> GIVEN TASK:
Among the lines below, list those containing the string "ongedelgde".

> DATA TO PROCESS:

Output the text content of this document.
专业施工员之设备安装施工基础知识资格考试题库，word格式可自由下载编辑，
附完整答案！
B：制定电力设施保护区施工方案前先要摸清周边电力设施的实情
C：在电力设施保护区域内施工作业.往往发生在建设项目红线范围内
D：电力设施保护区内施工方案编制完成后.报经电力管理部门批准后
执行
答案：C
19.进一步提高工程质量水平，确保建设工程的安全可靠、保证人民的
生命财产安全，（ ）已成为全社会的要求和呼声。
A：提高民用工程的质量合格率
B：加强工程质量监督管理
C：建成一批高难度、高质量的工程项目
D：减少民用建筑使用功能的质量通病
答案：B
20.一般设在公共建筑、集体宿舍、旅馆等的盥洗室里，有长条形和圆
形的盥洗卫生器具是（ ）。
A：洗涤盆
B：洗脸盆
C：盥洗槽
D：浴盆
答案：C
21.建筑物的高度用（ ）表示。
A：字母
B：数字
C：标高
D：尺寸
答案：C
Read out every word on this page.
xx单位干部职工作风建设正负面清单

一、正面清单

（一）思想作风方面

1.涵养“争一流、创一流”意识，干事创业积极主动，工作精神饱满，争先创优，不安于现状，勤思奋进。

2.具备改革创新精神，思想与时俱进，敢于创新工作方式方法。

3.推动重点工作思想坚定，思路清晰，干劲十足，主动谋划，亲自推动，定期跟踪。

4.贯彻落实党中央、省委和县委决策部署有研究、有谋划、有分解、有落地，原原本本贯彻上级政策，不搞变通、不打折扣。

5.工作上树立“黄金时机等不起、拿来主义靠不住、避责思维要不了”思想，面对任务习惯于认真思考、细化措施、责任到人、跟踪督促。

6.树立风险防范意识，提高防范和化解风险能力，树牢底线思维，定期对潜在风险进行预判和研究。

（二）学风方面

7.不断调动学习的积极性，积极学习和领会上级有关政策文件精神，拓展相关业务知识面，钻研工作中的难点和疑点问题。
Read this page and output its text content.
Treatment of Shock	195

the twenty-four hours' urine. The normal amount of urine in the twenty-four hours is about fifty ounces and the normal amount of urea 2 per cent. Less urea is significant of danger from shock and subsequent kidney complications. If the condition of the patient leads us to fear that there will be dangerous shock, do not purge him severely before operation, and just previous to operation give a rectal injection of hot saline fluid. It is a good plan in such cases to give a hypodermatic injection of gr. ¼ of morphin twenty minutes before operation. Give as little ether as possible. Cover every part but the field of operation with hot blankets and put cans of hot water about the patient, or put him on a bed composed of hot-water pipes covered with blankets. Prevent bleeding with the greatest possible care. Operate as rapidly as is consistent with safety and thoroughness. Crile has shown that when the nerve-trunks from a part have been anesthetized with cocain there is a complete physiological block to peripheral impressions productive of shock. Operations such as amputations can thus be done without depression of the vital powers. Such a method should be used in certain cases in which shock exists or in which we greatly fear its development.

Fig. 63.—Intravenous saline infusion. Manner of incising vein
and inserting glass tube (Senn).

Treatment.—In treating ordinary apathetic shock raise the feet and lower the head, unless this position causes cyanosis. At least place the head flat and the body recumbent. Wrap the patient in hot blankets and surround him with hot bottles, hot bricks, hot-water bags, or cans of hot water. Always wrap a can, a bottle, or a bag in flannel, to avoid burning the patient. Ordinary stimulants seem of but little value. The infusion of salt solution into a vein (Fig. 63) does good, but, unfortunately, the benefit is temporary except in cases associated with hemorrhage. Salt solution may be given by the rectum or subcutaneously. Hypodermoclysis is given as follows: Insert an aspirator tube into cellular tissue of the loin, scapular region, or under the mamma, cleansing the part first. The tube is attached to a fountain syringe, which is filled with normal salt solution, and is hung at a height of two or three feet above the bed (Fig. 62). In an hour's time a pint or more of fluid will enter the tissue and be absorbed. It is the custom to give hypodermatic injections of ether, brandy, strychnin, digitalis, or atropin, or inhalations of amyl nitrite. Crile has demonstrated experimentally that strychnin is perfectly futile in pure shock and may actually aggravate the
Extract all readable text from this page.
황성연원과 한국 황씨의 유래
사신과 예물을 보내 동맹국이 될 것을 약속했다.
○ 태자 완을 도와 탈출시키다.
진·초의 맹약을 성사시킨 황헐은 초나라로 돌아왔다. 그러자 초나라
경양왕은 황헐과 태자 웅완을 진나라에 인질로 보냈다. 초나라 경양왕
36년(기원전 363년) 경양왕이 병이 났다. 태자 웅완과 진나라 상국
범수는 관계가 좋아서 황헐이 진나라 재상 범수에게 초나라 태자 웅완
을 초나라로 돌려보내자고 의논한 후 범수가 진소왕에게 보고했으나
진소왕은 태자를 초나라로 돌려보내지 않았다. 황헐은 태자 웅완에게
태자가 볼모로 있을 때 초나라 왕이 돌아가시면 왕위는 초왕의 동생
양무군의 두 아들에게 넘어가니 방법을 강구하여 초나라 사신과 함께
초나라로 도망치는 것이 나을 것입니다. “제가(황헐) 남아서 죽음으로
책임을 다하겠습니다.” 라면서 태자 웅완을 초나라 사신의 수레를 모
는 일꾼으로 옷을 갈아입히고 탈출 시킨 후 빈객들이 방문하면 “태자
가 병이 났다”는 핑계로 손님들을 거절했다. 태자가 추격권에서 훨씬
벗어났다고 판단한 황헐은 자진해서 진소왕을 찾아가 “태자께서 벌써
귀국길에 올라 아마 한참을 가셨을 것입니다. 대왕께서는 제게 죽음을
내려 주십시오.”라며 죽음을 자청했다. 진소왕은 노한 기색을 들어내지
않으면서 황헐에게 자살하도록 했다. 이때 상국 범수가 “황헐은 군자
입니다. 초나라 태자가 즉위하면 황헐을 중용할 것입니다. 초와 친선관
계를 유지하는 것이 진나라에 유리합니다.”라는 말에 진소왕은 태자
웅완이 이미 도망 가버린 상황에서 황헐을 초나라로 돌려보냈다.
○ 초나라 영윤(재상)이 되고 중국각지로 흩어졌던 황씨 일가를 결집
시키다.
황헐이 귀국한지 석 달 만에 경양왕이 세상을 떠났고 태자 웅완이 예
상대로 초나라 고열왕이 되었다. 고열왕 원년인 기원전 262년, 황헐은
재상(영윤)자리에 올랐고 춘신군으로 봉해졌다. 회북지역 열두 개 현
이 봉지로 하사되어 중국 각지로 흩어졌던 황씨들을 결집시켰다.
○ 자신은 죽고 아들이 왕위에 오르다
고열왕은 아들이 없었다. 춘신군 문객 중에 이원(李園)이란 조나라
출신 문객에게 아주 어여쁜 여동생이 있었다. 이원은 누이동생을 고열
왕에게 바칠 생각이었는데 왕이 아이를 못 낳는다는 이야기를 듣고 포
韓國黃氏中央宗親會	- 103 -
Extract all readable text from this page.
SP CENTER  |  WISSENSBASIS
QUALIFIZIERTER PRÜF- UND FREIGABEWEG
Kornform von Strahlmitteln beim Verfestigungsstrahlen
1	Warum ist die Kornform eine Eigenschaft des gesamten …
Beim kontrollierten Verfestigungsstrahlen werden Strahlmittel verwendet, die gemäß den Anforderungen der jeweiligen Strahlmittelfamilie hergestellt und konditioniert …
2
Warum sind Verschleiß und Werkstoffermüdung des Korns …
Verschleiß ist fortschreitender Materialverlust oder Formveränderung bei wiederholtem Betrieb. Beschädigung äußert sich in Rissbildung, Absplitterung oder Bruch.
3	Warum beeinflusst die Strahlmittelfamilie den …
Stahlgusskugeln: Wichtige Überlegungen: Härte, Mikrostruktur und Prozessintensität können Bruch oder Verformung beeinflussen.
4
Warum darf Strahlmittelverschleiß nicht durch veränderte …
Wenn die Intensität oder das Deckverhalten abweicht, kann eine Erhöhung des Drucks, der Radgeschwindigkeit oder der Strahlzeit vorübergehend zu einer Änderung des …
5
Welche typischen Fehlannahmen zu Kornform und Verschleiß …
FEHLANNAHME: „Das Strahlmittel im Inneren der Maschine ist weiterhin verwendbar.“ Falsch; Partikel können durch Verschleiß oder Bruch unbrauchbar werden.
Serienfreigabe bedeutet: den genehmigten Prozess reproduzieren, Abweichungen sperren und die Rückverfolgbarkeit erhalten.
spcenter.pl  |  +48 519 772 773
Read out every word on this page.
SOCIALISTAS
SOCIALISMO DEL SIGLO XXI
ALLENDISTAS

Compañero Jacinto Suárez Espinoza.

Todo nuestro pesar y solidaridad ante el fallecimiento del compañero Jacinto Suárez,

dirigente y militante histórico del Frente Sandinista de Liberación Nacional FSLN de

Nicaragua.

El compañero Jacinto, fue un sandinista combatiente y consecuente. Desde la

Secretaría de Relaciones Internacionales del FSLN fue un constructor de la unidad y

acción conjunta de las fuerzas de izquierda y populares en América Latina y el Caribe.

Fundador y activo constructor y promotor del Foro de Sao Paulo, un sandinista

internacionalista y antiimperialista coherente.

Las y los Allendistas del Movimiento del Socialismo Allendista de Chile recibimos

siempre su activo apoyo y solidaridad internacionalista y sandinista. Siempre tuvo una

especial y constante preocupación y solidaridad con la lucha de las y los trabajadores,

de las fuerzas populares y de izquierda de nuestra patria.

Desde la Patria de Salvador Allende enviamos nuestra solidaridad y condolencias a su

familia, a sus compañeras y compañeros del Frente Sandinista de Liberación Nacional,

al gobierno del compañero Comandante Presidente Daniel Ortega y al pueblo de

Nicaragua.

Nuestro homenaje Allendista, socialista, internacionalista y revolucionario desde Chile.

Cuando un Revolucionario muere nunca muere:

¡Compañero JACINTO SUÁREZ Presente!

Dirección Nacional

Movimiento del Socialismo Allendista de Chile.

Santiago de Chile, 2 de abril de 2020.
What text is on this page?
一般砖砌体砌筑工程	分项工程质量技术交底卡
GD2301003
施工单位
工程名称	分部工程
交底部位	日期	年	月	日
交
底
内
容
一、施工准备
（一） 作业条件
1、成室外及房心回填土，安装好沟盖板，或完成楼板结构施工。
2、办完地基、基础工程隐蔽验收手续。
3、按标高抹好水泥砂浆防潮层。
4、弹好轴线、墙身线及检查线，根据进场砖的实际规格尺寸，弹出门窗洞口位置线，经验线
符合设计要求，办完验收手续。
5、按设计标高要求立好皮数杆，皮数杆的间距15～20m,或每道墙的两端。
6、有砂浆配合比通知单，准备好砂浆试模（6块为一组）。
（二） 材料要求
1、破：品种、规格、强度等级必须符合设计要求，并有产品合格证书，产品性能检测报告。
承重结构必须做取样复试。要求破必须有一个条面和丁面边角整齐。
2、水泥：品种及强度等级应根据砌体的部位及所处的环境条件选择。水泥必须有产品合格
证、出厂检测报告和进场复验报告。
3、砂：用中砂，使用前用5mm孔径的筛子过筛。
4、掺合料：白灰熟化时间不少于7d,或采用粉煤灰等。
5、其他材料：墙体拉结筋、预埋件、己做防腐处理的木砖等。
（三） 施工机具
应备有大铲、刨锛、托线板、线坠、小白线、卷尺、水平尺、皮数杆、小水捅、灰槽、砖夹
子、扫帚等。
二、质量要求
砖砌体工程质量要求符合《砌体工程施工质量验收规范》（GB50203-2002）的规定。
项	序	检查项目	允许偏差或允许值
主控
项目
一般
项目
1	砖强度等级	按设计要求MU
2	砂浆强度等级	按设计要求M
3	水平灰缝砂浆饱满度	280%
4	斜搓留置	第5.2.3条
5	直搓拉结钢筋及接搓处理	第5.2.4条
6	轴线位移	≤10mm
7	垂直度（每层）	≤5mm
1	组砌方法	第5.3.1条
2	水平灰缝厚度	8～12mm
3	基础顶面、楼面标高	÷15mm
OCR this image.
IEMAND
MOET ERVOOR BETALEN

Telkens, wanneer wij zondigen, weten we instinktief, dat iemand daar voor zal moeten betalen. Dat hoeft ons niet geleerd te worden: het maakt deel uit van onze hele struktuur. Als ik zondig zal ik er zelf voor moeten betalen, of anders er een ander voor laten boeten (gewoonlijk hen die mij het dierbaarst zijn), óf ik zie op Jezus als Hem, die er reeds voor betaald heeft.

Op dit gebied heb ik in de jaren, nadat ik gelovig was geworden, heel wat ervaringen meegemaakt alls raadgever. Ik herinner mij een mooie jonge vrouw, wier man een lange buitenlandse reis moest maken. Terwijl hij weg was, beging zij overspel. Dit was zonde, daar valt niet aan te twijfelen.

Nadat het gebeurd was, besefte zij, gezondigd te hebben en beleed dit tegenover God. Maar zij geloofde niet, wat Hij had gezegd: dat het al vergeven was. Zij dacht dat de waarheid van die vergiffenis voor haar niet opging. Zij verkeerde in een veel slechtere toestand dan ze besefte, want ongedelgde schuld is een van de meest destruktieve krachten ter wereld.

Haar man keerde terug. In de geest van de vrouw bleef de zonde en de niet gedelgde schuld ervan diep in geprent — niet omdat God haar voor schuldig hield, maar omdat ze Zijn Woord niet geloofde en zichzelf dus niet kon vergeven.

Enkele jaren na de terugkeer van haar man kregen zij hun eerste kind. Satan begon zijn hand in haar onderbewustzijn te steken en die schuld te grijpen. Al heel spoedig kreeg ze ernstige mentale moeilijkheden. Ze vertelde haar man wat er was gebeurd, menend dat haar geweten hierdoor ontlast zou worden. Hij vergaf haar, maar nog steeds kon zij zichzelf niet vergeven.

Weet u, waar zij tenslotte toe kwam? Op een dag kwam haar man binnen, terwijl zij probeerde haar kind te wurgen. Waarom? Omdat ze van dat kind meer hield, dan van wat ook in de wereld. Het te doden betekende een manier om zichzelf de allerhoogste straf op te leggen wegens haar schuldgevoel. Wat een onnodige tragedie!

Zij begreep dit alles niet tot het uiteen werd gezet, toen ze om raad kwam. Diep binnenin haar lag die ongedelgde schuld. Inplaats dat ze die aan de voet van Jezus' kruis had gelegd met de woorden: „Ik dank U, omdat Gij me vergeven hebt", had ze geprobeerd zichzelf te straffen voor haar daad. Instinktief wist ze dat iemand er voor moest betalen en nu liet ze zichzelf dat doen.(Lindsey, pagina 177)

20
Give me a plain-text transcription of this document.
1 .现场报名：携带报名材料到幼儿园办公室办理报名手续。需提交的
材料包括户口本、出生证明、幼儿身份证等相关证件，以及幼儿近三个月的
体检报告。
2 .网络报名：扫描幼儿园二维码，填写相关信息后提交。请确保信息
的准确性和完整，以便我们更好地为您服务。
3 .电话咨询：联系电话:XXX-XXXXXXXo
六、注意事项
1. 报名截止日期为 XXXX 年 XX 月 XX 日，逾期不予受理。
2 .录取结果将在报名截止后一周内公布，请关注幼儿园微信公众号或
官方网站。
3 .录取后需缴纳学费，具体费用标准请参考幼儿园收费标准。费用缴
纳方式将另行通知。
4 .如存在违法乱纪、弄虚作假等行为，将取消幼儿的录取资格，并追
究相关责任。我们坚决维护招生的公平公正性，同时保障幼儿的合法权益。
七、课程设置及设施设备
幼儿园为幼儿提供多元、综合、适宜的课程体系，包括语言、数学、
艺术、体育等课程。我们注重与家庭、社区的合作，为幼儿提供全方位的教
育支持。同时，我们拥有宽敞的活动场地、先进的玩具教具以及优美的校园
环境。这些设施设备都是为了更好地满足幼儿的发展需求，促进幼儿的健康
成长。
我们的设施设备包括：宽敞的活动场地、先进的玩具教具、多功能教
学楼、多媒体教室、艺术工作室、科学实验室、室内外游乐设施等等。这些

> RESULT OF THE TASK:
Nadat het gebeurd was, besefte zij, gezondigd te hebben en beleed dit tegenover God. Maar zij geloofde niet, wat Hij had gezegd: dat het al vergeven was. Zij dacht dat de waarheid van die vergiffenis voor haar niet opging. Zij verkeerde in een veel slechtere toestand dan ze besefte, want ongedelgde schuld is een van de meest destruktieve krachten ter wereld.
Zij begreep dit alles niet tot het uiteen werd gezet, toen ze om raad kwam. Diep binnenin haar lag die ongedelgde schuld. Inplaats dat ze die aan de voet van Jezus' kruis had gelegd met de woorden: „Ik dank U, omdat Gij me vergeven hebt", had ze geprobeerd zichzelf te straffen voor haar daad. Instinktief wist ze dat iemand er voor moest betalen en nu liet ze zichzelf dat doen.(Lindsey, pagina 177)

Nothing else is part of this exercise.